--- Start Provided records ---
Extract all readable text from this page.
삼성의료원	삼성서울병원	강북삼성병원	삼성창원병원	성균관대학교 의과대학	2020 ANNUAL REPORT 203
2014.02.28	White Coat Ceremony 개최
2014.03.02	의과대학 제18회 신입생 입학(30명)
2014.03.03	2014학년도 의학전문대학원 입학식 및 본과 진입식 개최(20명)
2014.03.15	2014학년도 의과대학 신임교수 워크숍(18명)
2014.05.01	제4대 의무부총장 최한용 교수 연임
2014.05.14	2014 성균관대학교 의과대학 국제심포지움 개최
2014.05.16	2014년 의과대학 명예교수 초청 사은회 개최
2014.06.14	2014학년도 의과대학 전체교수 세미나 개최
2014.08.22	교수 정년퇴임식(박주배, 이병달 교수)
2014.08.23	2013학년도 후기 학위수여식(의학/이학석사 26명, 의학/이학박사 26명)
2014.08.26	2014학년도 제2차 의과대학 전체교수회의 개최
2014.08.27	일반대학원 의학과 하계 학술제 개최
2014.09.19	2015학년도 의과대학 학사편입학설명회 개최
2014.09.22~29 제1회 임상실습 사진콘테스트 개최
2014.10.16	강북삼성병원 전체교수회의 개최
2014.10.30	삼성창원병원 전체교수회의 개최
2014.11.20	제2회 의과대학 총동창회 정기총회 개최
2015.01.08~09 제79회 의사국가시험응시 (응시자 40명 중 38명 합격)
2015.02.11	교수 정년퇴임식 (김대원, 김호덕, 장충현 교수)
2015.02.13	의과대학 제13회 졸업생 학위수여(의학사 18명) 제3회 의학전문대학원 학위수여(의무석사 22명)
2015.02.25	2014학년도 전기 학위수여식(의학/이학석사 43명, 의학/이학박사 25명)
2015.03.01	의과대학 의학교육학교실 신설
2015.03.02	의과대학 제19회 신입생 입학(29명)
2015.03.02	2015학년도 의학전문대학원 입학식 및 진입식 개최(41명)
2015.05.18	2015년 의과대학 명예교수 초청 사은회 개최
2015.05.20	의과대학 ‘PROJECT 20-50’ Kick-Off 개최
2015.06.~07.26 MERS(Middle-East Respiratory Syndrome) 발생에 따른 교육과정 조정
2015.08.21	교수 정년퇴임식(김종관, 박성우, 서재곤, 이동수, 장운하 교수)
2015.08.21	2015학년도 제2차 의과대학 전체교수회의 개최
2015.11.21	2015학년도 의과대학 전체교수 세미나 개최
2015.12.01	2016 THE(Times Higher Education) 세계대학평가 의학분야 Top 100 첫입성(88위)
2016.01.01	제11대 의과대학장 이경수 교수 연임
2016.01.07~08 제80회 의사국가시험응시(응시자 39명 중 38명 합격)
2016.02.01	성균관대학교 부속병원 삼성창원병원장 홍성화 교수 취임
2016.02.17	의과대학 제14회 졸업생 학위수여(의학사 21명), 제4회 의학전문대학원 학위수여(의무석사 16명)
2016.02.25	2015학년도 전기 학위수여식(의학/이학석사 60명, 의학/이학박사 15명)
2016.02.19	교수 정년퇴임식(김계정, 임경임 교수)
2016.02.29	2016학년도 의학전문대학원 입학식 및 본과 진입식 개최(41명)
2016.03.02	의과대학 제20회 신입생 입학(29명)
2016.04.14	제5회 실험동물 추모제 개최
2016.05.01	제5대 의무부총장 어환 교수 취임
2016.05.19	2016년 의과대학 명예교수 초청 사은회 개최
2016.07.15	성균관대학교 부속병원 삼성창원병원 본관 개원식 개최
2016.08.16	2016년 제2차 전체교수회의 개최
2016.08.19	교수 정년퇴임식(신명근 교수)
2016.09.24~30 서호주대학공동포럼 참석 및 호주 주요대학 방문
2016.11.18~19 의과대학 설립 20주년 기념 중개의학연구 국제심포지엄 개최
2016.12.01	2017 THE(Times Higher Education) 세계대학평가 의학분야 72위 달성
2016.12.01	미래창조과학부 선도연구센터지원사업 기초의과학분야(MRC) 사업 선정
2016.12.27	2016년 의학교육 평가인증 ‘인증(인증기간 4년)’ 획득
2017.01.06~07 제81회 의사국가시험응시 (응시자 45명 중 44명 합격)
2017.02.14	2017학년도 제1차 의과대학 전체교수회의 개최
--- End Provided records ---
▶ Objective:
Select and copy each line from the data that includes the word "의무석사".

▶ Solution to this problem:
2015.02.13	의과대학 제13회 졸업생 학위수여(의학사 18명) 제3회 의학전문대학원 학위수여(의무석사 22명)
2016.02.17	의과대학 제14회 졸업생 학위수여(의학사 21명), 제4회 의학전문대학원 학위수여(의무석사 16명)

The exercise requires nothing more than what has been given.